Reproduce every entry exactly as shown.
_ _ _ _ _
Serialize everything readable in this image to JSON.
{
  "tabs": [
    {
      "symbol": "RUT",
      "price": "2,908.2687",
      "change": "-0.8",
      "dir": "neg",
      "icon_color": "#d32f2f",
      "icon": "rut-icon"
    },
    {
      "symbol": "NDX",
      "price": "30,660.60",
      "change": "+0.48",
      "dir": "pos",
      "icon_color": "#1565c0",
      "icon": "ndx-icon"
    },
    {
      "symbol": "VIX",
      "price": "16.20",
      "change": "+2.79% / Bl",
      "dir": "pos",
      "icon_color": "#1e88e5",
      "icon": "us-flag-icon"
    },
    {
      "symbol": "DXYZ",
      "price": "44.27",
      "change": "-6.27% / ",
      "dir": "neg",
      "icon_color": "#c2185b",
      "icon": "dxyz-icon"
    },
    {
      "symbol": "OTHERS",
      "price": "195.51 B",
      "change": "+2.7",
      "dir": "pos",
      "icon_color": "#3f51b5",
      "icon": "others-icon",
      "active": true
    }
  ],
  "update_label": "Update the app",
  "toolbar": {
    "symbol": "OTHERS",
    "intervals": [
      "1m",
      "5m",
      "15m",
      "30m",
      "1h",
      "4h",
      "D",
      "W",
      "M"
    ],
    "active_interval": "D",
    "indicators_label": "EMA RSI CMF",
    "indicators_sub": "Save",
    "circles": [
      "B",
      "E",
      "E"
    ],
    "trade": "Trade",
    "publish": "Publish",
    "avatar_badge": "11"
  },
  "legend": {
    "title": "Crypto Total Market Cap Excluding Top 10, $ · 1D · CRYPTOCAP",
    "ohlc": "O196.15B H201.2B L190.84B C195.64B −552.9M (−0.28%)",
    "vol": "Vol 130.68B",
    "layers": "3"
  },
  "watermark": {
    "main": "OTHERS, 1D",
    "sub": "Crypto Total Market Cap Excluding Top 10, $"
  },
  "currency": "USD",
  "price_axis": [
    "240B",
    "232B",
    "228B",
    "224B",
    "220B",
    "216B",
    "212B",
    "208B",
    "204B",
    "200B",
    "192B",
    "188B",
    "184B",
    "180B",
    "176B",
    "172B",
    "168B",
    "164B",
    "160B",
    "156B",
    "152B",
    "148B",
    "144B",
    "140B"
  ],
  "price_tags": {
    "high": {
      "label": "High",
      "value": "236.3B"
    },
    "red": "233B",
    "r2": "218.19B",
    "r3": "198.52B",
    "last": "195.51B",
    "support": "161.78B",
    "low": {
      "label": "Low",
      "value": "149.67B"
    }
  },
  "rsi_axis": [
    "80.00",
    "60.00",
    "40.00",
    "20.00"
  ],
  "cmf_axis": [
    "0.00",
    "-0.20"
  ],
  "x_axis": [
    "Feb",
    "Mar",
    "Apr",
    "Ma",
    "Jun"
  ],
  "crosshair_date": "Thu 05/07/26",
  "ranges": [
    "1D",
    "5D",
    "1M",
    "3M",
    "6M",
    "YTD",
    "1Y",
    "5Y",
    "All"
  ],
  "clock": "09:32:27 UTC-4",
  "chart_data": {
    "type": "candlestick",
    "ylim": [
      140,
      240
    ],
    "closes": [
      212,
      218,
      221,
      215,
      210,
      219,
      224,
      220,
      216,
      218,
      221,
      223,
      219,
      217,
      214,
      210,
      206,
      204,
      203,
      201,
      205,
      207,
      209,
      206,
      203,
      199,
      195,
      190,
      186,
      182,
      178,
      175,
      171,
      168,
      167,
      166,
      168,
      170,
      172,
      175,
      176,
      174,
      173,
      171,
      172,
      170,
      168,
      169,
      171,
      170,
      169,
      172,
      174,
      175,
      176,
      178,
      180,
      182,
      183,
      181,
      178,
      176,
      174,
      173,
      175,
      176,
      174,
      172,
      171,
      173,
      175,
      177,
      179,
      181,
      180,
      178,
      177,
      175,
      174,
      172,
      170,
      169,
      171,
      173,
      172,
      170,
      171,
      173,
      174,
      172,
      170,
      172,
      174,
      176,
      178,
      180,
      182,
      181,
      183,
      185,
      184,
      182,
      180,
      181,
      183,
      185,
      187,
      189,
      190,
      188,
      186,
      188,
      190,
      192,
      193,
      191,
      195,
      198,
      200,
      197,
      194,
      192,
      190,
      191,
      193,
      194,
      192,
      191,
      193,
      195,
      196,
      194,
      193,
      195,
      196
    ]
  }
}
_ _ _ _ _
→ **Solution to this exercise**
Serialize everything readable in this image to JSON.
{
  "tabs": [
    {
      "symbol": "RUT",
      "price": "2,908.2687",
      "change": "-0.8",
      "dir": "neg",
      "icon_color": "#d32f2f",
      "icon": "rut-icon"
    },
    {
      "symbol": "NDX",
      "price": "30,660.60",
      "change": "+0.48",
      "dir": "pos",
      "icon_color": "#1565c0",
      "icon": "ndx-icon"
    },
    {
      "symbol": "VIX",
      "price": "16.20",
      "change": "+2.79% / Bl",
      "dir": "pos",
      "icon_color": "#1e88e5",
      "icon": "us-flag-icon"
    },
    {
      "symbol": "DXYZ",
      "price": "44.27",
      "change": "-6.27% / ",
      "dir": "neg",
      "icon_color": "#c2185b",
      "icon": "dxyz-icon"
    },
    {
      "symbol": "OTHERS",
      "price": "195.51 B",
      "change": "+2.7",
      "dir": "pos",
      "icon_color": "#3f51b5",
      "icon": "others-icon",
      "active": true
    }
  ],
  "update_label": "Update the app",
  "toolbar": {
    "symbol": "OTHERS",
    "intervals": [
      "1m",
      "5m",
      "15m",
      "30m",
      "1h",
      "4h",
      "D",
      "W",
      "M"
    ],
    "active_interval": "D",
    "indicators_label": "EMA RSI CMF",
    "indicators_sub": "Save",
    "circles": [
      "B",
      "E",
      "E"
    ],
    "trade": "Trade",
    "publish": "Publish",
    "avatar_badge": "11"
  },
  "legend": {
    "title": "Crypto Total Market Cap Excluding Top 10, $ · 1D · CRYPTOCAP",
    "ohlc": "O196.15B H201.2B L190.84B C195.64B −552.9M (−0.28%)",
    "vol": "Vol 130.68B",
    "layers": "3"
  },
  "watermark": {
    "main": "OTHERS, 1D",
    "sub": "Crypto Total Market Cap Excluding Top 10, $"
  },
  "currency": "USD",
  "price_axis": [
    "240B",
    "232B",
    "228B",
    "224B",
    "220B",
    "216B",
    "212B",
    "208B",
    "204B",
    "200B",
    "192B",
    "188B",
    "184B",
    "180B",
    "176B",
    "172B",
    "168B",
    "164B",
    "160B",
    "156B",
    "152B",
    "148B",
    "144B",
    "140B"
  ],
  "price_tags": {
    "high": {
      "label": "High",
      "value": "236.3B"
    },
    "red": "233B",
    "r2": "218.19B",
    "r3": "198.52B",
    "last": "195.51B",
    "support": "161.78B",
    "low": {
      "label": "Low",
      "value": "149.67B"
    }
  },
  "rsi_axis": [
    "80.00",
    "60.00",
    "40.00",
    "20.00"
  ],
  "cmf_axis": [
    "0.00",
    "-0.20"
  ],
  "x_axis": [
    "Feb",
    "Mar",
    "Apr",
    "Ma",
    "Jun"
  ],
  "crosshair_date": "Thu 05/07/26",
  "ranges": [
    "1D",
    "5D",
    "1M",
    "3M",
    "6M",
    "YTD",
    "1Y",
    "5Y",
    "All"
  ],
  "clock": "09:32:27 UTC-4",
  "chart_data": {
    "type": "candlestick",
    "ylim": [
      140,
      240
    ],
    "closes": [
      212,
      218,
      221,
      215,
      210,
      219,
      224,
      220,
      216,
      218,
      221,
      223,
      219,
      217,
      214,
      210,
      206,
      204,
      203,
      201,
      205,
      207,
      209,
      206,
      203,
      199,
      195,
      190,
      186,
      182,
      178,
      175,
      171,
      168,
      167,
      166,
      168,
      170,
      172,
      175,
      176,
      174,
      173,
      171,
      172,
      170,
      168,
      169,
      171,
      170,
      169,
      172,
      174,
      175,
      176,
      178,
      180,
      182,
      183,
      181,
      178,
      176,
      174,
      173,
      175,
      176,
      174,
      172,
      171,
      173,
      175,
      177,
      179,
      181,
      180,
      178,
      177,
      175,
      174,
      172,
      170,
      169,
      171,
      173,
      172,
      170,
      171,
      173,
      174,
      172,
      170,
      172,
      174,
      176,
      178,
      180,
      182,
      181,
      183,
      185,
      184,
      182,
      180,
      181,
      183,
      185,
      187,
      189,
      190,
      188,
      186,
      188,
      190,
      192,
      193,
      191,
      195,
      198,
      200,
      197,
      194,
      192,
      190,
      191,
      193,
      194,
      192,
      191,
      193,
      195,
      196,
      194,
      193,
      195,
      196
    ]
  }
}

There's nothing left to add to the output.